--- BEGIN ---
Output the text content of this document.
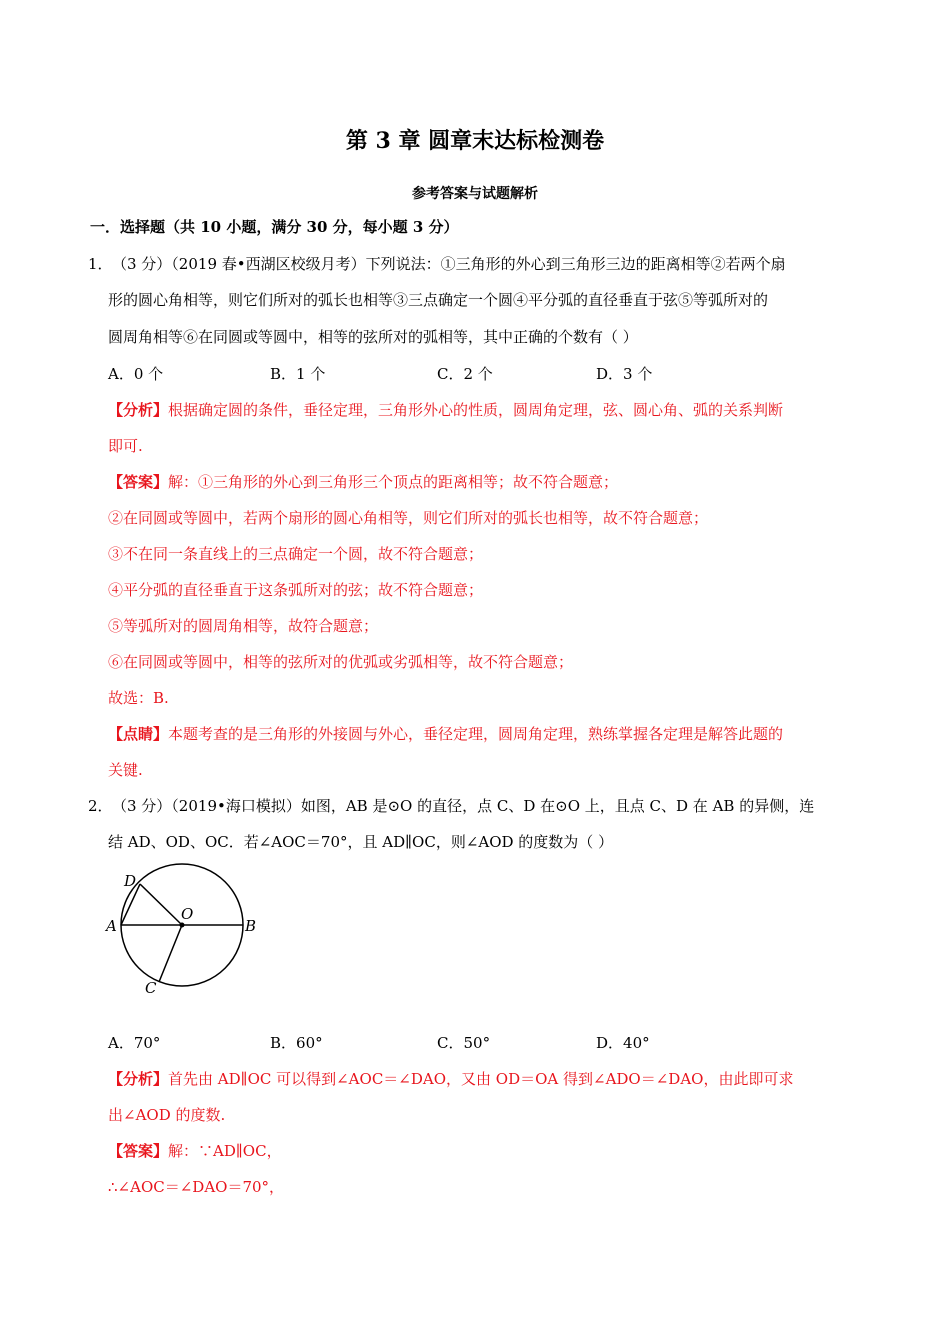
第 3 章 圆章末达标检测卷
参考答案与试题解析
一．选择题（共 10 小题，满分 30 分，每小题 3 分）
1． （3 分）（2019 春•西湖区校级月考）下列说法：①三角形的外心到三角形三边的距离相等②若两个扇
形的圆心角相等，则它们所对的弧长也相等③三点确定一个圆④平分弧的直径垂直于弦⑤等弧所对的
圆周角相等⑥在同圆或等圆中，相等的弦所对的弧相等，其中正确的个数有（ ）
A．0 个	B．1 个	C．2 个	D．3 个
【分析】根据确定圆的条件，垂径定理，三角形外心的性质，圆周角定理，弦、圆心角、弧的关系判断
即可.
【答案】解：①三角形的外心到三角形三个顶点的距离相等；故不符合题意；
②在同圆或等圆中，若两个扇形的圆心角相等，则它们所对的弧长也相等，故不符合题意；
③不在同一条直线上的三点确定一个圆，故不符合题意；
④平分弧的直径垂直于这条弧所对的弦；故不符合题意；
⑤等弧所对的圆周角相等，故符合题意；
⑥在同圆或等圆中，相等的弦所对的优弧或劣弧相等，故不符合题意；
故选：B.
【点睛】本题考查的是三角形的外接圆与外心，垂径定理，圆周角定理，熟练掌握各定理是解答此题的
关键.
2． （3 分）（2019•海口模拟）如图，AB 是⊙O 的直径，点 C、D 在⊙O 上，且点 C、D 在 AB 的异侧，连
结 AD、OD、OC．若∠AOC＝70°，且 AD∥OC，则∠AOD 的度数为（ ）
A	B
C
D
O
A．70°	B．60°	C．50°	D．40°
【分析】首先由 AD∥OC 可以得到∠AOC＝∠DAO，又由 OD＝OA 得到∠ADO＝∠DAO，由此即可求
出∠AOD 的度数.
【答案】解：∵AD∥OC，
∴∠AOC＝∠DAO＝70°，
--- END ---
### What is being asked
Pictures don't belong in the copy. Transcribe every record exactly as it appears.

### Final result
Output the text content of this document.
第 3 章 圆章末达标检测卷
参考答案与试题解析
一．选择题（共 10 小题，满分 30 分，每小题 3 分）
1． （3 分）（2019 春•西湖区校级月考）下列说法：①三角形的外心到三角形三边的距离相等②若两个扇
形的圆心角相等，则它们所对的弧长也相等③三点确定一个圆④平分弧的直径垂直于弦⑤等弧所对的
圆周角相等⑥在同圆或等圆中，相等的弦所对的弧相等，其中正确的个数有（ ）
A．0 个	B．1 个	C．2 个	D．3 个
【分析】根据确定圆的条件，垂径定理，三角形外心的性质，圆周角定理，弦、圆心角、弧的关系判断
即可.
【答案】解：①三角形的外心到三角形三个顶点的距离相等；故不符合题意；
②在同圆或等圆中，若两个扇形的圆心角相等，则它们所对的弧长也相等，故不符合题意；
③不在同一条直线上的三点确定一个圆，故不符合题意；
④平分弧的直径垂直于这条弧所对的弦；故不符合题意；
⑤等弧所对的圆周角相等，故符合题意；
⑥在同圆或等圆中，相等的弦所对的优弧或劣弧相等，故不符合题意；
故选：B.
【点睛】本题考查的是三角形的外接圆与外心，垂径定理，圆周角定理，熟练掌握各定理是解答此题的
关键.
2． （3 分）（2019•海口模拟）如图，AB 是⊙O 的直径，点 C、D 在⊙O 上，且点 C、D 在 AB 的异侧，连
结 AD、OD、OC．若∠AOC＝70°，且 AD∥OC，则∠AOD 的度数为（ ）
A	B
C
D
O
A．70°	B．60°	C．50°	D．40°
【分析】首先由 AD∥OC 可以得到∠AOC＝∠DAO，又由 OD＝OA 得到∠ADO＝∠DAO，由此即可求
出∠AOD 的度数.
【答案】解：∵AD∥OC，
∴∠AOC＝∠DAO＝70°，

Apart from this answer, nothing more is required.